What is the count of lines that hold the word "Extract"? Give only the number.

Records that describe figures
'''

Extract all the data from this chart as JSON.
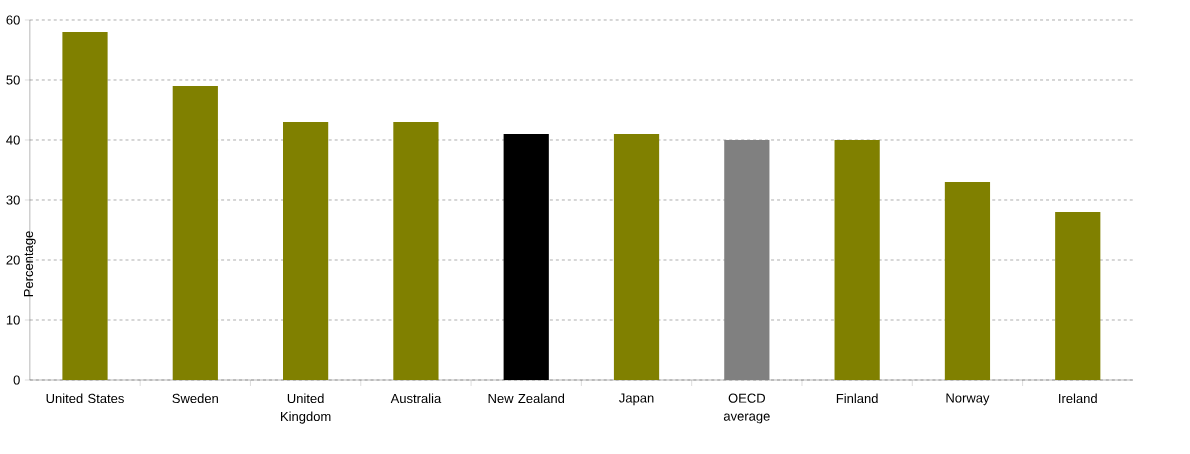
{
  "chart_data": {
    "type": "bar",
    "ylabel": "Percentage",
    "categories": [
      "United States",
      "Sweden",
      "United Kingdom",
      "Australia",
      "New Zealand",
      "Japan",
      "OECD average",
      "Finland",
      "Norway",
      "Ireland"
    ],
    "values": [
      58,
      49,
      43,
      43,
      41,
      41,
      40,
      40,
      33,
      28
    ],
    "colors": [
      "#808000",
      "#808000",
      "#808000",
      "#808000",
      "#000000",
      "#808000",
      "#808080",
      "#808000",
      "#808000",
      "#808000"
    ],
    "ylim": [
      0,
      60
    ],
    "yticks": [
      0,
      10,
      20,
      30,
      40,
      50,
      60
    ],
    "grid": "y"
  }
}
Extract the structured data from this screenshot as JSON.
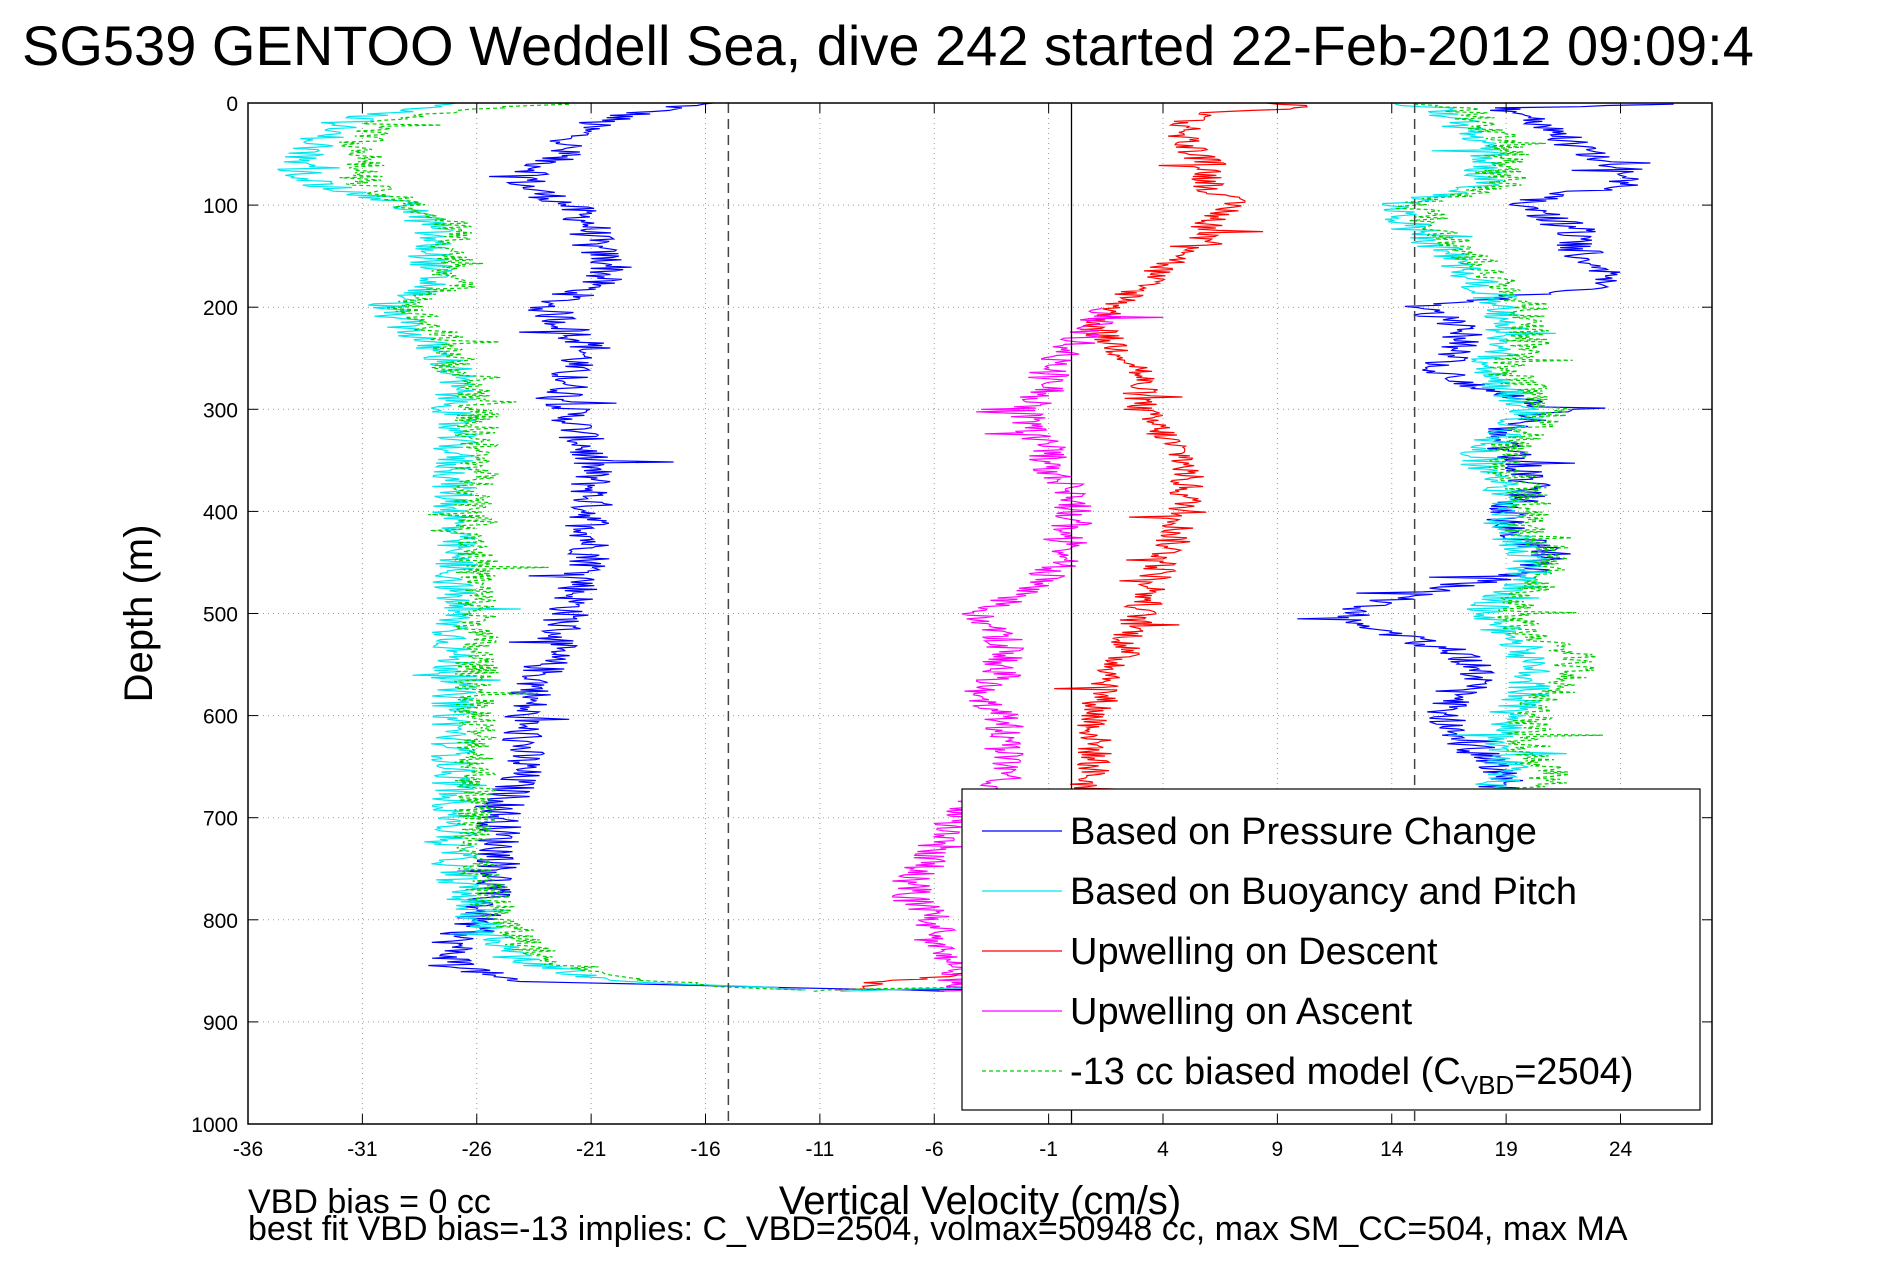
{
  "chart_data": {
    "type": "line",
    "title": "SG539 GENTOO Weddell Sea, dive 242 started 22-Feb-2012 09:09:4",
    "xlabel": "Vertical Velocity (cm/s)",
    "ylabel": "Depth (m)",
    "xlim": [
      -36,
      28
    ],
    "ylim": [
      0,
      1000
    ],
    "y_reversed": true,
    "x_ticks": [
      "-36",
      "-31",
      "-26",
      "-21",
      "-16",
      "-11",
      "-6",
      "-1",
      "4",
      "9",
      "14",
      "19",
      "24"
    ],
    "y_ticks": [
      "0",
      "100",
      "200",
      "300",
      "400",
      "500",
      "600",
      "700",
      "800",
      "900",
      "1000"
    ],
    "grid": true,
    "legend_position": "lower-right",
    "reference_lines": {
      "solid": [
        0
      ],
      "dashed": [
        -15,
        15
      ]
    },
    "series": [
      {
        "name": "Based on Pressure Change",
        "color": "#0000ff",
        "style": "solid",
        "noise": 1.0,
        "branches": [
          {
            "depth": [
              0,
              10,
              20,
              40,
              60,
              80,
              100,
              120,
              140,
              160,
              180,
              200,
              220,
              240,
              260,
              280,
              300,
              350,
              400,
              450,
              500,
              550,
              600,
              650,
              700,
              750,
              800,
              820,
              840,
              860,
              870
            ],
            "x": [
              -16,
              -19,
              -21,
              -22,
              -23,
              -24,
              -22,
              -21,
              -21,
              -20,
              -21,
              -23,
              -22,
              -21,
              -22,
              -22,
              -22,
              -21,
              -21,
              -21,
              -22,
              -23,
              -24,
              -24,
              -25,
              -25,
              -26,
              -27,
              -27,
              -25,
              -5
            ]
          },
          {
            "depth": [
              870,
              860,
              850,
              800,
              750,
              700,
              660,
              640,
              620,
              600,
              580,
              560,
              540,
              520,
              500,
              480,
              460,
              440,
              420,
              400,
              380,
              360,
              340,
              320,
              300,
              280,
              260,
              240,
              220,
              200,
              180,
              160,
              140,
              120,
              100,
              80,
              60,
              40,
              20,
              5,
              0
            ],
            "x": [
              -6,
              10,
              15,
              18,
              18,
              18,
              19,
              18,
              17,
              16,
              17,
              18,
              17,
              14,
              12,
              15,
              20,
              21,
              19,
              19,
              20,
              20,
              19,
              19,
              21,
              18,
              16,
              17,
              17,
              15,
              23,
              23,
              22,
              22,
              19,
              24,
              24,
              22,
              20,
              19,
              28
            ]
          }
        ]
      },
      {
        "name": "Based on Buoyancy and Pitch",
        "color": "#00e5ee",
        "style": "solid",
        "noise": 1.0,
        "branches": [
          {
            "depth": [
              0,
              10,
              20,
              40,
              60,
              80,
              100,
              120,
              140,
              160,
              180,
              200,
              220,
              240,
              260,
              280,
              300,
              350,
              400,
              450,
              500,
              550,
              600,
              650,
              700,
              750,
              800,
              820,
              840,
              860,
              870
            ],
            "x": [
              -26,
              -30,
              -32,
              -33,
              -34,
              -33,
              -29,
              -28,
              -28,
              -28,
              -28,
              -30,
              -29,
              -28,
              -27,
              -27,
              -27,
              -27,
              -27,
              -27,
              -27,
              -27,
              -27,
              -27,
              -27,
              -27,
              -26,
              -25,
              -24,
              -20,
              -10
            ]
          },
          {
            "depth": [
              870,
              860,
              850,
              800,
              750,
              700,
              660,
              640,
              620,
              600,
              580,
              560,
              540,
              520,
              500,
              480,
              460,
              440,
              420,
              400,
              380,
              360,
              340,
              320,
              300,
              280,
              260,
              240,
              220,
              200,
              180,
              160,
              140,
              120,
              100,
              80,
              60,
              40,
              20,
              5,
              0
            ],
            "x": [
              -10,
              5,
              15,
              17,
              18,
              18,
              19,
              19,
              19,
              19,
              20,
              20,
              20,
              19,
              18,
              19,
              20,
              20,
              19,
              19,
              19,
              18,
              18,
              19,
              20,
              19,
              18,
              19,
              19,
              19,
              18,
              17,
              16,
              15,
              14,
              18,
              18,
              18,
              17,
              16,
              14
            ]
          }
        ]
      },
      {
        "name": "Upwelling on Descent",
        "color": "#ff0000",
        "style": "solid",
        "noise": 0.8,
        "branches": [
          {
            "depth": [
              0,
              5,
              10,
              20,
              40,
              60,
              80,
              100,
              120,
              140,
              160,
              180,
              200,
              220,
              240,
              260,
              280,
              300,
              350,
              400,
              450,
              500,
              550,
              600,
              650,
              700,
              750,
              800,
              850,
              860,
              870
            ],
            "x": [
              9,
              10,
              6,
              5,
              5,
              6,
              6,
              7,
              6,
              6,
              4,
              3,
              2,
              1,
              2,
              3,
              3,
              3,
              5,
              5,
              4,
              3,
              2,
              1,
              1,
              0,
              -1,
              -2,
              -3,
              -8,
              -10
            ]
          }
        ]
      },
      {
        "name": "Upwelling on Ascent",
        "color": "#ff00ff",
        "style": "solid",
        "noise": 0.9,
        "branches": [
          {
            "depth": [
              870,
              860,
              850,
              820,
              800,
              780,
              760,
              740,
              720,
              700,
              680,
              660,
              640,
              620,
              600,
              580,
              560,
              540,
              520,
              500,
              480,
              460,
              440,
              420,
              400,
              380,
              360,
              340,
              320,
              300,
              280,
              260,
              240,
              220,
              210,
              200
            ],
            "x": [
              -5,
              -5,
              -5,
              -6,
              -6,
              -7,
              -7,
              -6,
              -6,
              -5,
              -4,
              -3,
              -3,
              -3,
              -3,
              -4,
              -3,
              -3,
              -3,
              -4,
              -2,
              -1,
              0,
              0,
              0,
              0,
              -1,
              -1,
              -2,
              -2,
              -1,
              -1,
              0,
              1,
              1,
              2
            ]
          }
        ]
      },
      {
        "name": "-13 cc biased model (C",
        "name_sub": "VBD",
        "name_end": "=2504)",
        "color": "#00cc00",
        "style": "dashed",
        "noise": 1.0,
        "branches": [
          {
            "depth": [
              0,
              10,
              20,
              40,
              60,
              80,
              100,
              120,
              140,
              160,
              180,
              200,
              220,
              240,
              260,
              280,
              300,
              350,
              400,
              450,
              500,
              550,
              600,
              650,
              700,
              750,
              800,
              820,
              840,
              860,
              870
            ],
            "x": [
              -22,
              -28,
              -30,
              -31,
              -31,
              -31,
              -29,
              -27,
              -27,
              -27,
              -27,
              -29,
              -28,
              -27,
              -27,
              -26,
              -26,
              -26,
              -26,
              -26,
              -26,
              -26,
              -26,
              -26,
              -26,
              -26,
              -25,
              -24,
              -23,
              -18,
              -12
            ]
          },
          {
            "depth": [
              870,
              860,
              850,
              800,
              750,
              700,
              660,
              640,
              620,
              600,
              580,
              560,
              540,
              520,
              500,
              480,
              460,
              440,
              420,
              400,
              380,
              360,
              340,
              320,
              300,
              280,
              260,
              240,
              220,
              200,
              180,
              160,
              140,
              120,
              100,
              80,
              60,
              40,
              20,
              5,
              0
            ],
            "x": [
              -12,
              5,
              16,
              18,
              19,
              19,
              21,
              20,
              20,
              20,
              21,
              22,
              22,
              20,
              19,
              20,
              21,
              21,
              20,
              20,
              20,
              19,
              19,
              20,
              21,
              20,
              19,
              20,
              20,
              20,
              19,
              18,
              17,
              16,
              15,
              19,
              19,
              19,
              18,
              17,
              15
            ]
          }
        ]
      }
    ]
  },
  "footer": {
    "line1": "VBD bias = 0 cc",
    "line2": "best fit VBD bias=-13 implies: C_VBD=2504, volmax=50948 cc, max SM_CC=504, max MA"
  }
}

'''

> _SOLUTION TO THIS TASK_
2